*DO THIS*:
Exactly reproduce all the records, keeping pictures out of the copy.

*GIVEN DATA*:
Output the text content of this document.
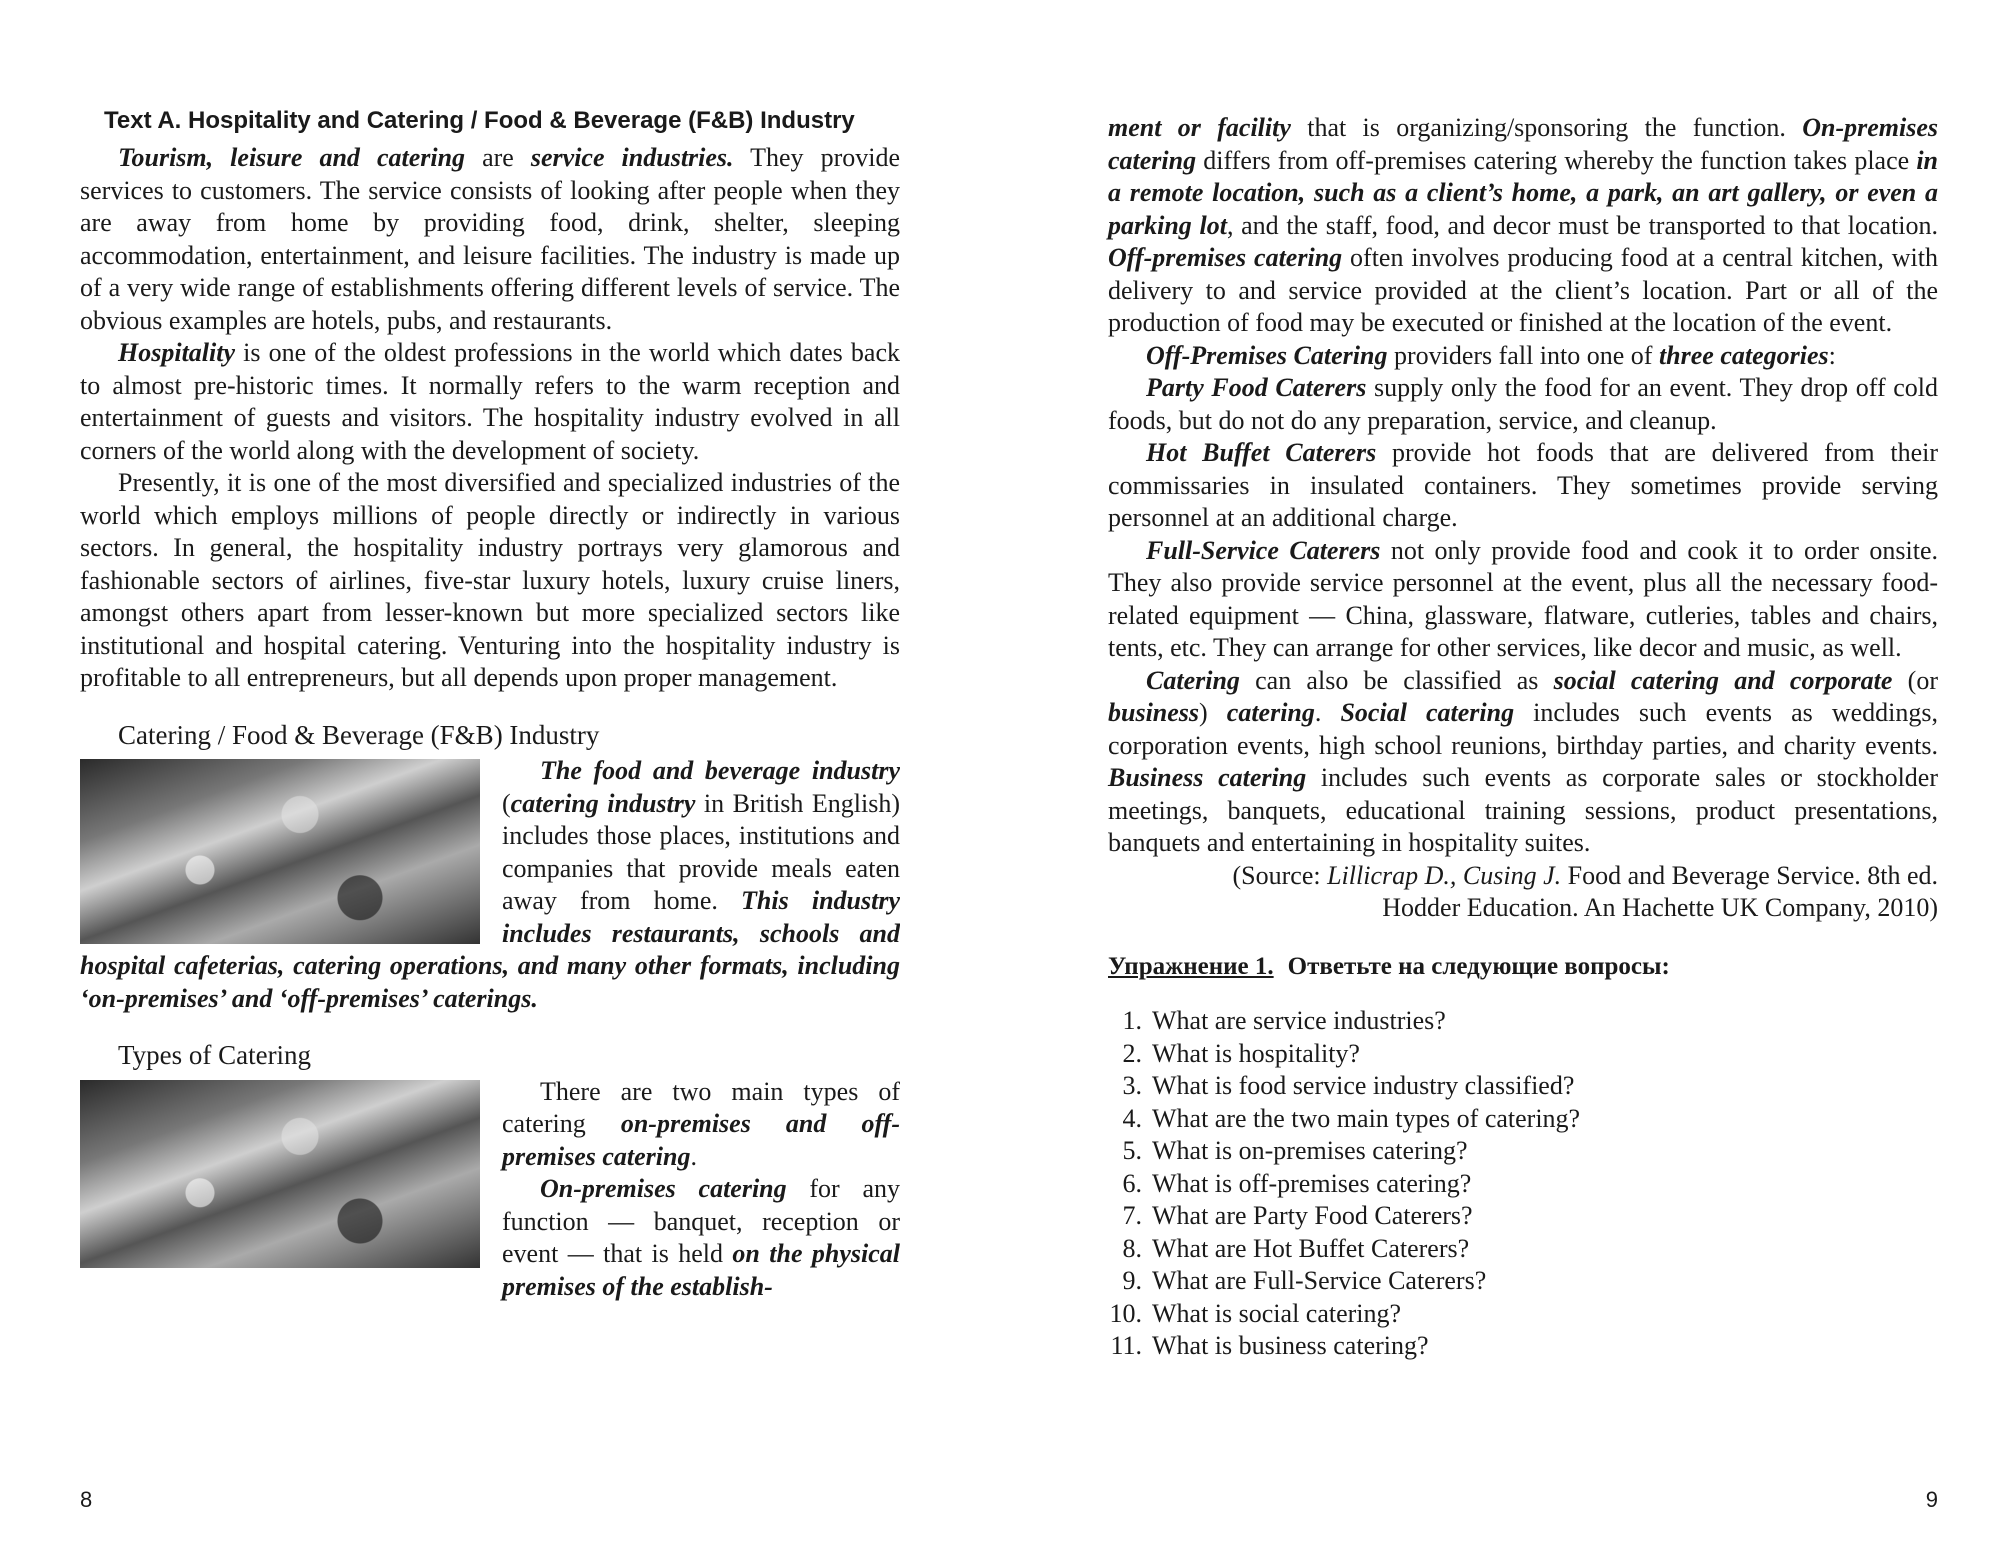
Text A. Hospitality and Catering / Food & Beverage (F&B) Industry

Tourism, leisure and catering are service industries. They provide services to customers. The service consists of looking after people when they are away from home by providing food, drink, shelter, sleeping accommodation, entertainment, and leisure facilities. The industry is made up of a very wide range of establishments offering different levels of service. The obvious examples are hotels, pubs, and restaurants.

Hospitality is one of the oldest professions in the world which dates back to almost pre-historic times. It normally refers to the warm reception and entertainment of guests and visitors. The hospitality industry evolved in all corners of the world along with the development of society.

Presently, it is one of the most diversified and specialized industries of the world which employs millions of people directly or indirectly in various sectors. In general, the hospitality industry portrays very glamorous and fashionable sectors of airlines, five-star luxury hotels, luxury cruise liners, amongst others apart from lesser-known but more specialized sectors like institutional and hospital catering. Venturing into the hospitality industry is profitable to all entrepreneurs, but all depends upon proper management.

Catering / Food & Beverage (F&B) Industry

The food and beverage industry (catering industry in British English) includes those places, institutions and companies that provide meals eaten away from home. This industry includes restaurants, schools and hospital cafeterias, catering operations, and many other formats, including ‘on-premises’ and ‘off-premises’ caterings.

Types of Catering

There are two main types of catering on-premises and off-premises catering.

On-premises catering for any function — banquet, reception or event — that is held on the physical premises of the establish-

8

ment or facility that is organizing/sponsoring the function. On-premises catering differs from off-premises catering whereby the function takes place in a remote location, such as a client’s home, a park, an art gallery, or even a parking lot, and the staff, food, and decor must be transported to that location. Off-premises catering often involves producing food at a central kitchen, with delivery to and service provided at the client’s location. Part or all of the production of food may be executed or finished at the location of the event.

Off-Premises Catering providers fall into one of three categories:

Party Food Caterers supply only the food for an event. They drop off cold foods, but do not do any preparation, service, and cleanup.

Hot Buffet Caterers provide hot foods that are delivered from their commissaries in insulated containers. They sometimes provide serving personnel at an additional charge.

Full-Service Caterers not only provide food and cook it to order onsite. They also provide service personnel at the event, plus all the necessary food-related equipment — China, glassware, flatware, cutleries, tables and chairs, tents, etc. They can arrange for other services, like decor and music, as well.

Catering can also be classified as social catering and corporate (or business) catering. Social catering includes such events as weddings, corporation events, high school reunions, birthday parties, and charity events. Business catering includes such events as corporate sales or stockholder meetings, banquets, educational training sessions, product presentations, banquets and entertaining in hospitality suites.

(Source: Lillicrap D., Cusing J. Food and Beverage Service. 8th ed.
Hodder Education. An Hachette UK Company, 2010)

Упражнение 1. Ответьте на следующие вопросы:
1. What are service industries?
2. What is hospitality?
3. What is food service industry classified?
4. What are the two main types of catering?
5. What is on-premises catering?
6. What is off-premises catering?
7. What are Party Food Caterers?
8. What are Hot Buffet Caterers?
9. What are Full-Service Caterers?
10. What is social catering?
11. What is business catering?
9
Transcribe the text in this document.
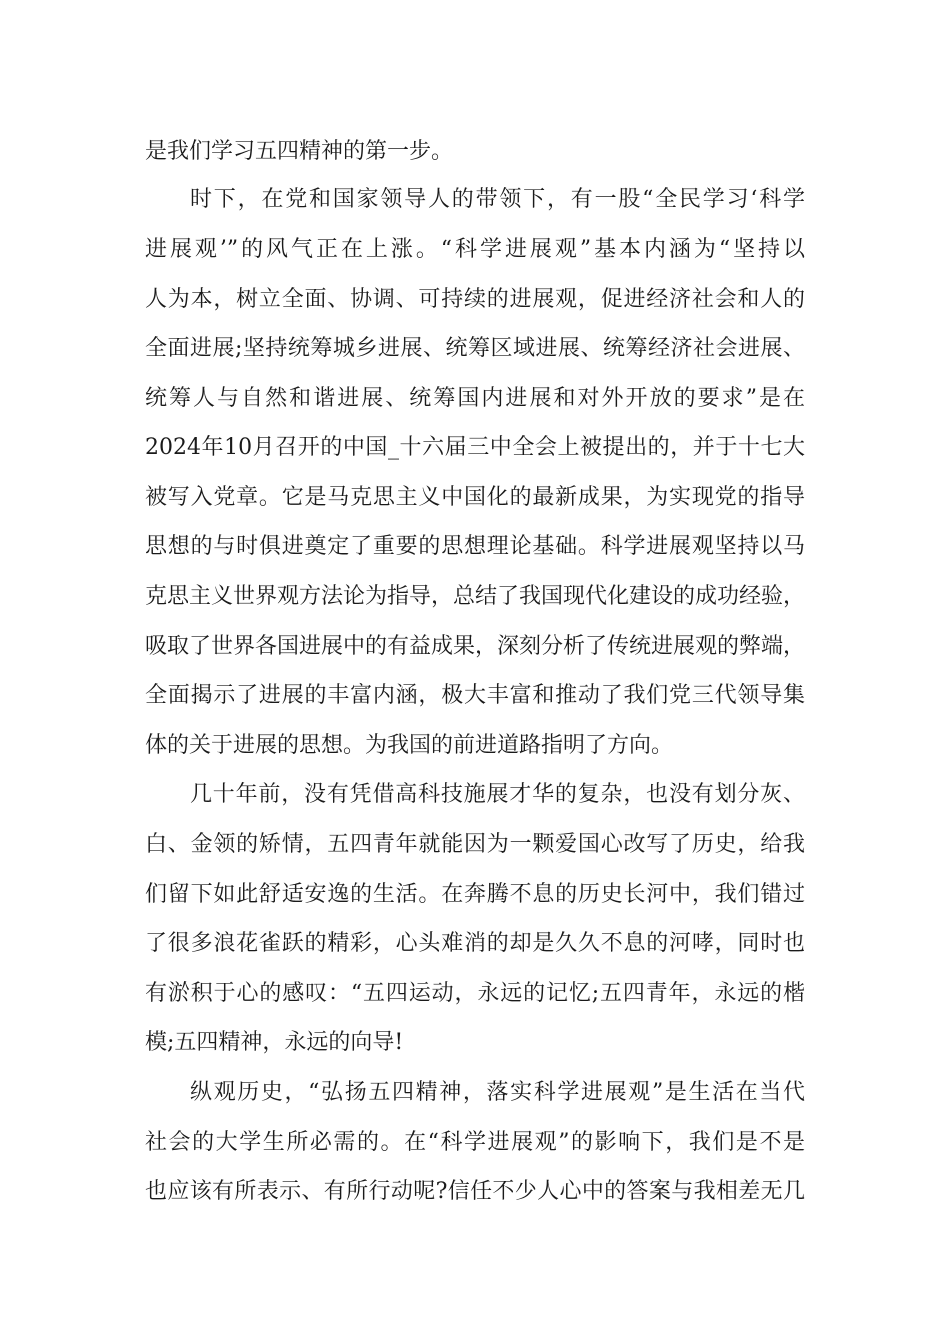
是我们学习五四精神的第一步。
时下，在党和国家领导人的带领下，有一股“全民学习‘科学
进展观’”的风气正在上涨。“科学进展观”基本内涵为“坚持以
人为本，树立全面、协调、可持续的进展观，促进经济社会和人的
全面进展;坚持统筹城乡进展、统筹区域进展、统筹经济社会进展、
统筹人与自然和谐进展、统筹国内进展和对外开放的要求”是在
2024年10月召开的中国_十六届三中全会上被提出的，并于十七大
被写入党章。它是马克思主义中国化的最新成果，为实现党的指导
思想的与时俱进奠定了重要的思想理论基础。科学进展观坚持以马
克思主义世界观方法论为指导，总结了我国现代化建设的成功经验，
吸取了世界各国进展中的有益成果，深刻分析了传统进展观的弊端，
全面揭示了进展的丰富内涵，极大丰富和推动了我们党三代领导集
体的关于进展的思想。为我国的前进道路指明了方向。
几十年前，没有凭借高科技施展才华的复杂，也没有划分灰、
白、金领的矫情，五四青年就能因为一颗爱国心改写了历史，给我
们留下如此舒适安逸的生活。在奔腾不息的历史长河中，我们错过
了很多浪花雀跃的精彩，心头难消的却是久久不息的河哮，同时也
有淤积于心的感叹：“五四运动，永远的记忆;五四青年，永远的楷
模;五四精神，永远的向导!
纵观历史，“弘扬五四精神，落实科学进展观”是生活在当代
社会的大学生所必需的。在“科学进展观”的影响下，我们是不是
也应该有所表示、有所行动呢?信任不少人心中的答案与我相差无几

*WORKED SOLUTION*:
Output the text content of this document.
Text A. Hospitality and Catering / Food & Beverage (F&B) Industry

Tourism, leisure and catering are service industries. They provide services to customers. The service consists of looking after people when they are away from home by providing food, drink, shelter, sleeping accommodation, entertainment, and leisure facilities. The industry is made up of a very wide range of establishments offering different levels of service. The obvious examples are hotels, pubs, and restaurants.

Hospitality is one of the oldest professions in the world which dates back to almost pre-historic times. It normally refers to the warm reception and entertainment of guests and visitors. The hospitality industry evolved in all corners of the world along with the development of society.

Presently, it is one of the most diversified and specialized industries of the world which employs millions of people directly or indirectly in various sectors. In general, the hospitality industry portrays very glamorous and fashionable sectors of airlines, five-star luxury hotels, luxury cruise liners, amongst others apart from lesser-known but more specialized sectors like institutional and hospital catering. Venturing into the hospitality industry is profitable to all entrepreneurs, but all depends upon proper management.

Catering / Food & Beverage (F&B) Industry

The food and beverage industry (catering industry in British English) includes those places, institutions and companies that provide meals eaten away from home. This industry includes restaurants, schools and hospital cafeterias, catering operations, and many other formats, including ‘on-premises’ and ‘off-premises’ caterings.

Types of Catering

There are two main types of catering on-premises and off-premises catering.

On-premises catering for any function — banquet, reception or event — that is held on the physical premises of the establish-

8

ment or facility that is organizing/sponsoring the function. On-premises catering differs from off-premises catering whereby the function takes place in a remote location, such as a client’s home, a park, an art gallery, or even a parking lot, and the staff, food, and decor must be transported to that location. Off-premises catering often involves producing food at a central kitchen, with delivery to and service provided at the client’s location. Part or all of the production of food may be executed or finished at the location of the event.

Off-Premises Catering providers fall into one of three categories:

Party Food Caterers supply only the food for an event. They drop off cold foods, but do not do any preparation, service, and cleanup.

Hot Buffet Caterers provide hot foods that are delivered from their commissaries in insulated containers. They sometimes provide serving personnel at an additional charge.

Full-Service Caterers not only provide food and cook it to order onsite. They also provide service personnel at the event, plus all the necessary food-related equipment — China, glassware, flatware, cutleries, tables and chairs, tents, etc. They can arrange for other services, like decor and music, as well.

Catering can also be classified as social catering and corporate (or business) catering. Social catering includes such events as weddings, corporation events, high school reunions, birthday parties, and charity events. Business catering includes such events as corporate sales or stockholder meetings, banquets, educational training sessions, product presentations, banquets and entertaining in hospitality suites.

(Source: Lillicrap D., Cusing J. Food and Beverage Service. 8th ed.
Hodder Education. An Hachette UK Company, 2010)

Упражнение 1. Ответьте на следующие вопросы:
1. What are service industries?
2. What is hospitality?
3. What is food service industry classified?
4. What are the two main types of catering?
5. What is on-premises catering?
6. What is off-premises catering?
7. What are Party Food Caterers?
8. What are Hot Buffet Caterers?
9. What are Full-Service Caterers?
10. What is social catering?
11. What is business catering?
9
Transcribe the text in this document.
是我们学习五四精神的第一步。
时下，在党和国家领导人的带领下，有一股“全民学习‘科学
进展观’”的风气正在上涨。“科学进展观”基本内涵为“坚持以
人为本，树立全面、协调、可持续的进展观，促进经济社会和人的
全面进展;坚持统筹城乡进展、统筹区域进展、统筹经济社会进展、
统筹人与自然和谐进展、统筹国内进展和对外开放的要求”是在
2024年10月召开的中国_十六届三中全会上被提出的，并于十七大
被写入党章。它是马克思主义中国化的最新成果，为实现党的指导
思想的与时俱进奠定了重要的思想理论基础。科学进展观坚持以马
克思主义世界观方法论为指导，总结了我国现代化建设的成功经验，
吸取了世界各国进展中的有益成果，深刻分析了传统进展观的弊端，
全面揭示了进展的丰富内涵，极大丰富和推动了我们党三代领导集
体的关于进展的思想。为我国的前进道路指明了方向。
几十年前，没有凭借高科技施展才华的复杂，也没有划分灰、
白、金领的矫情，五四青年就能因为一颗爱国心改写了历史，给我
们留下如此舒适安逸的生活。在奔腾不息的历史长河中，我们错过
了很多浪花雀跃的精彩，心头难消的却是久久不息的河哮，同时也
有淤积于心的感叹：“五四运动，永远的记忆;五四青年，永远的楷
模;五四精神，永远的向导!
纵观历史，“弘扬五四精神，落实科学进展观”是生活在当代
社会的大学生所必需的。在“科学进展观”的影响下，我们是不是
也应该有所表示、有所行动呢?信任不少人心中的答案与我相差无几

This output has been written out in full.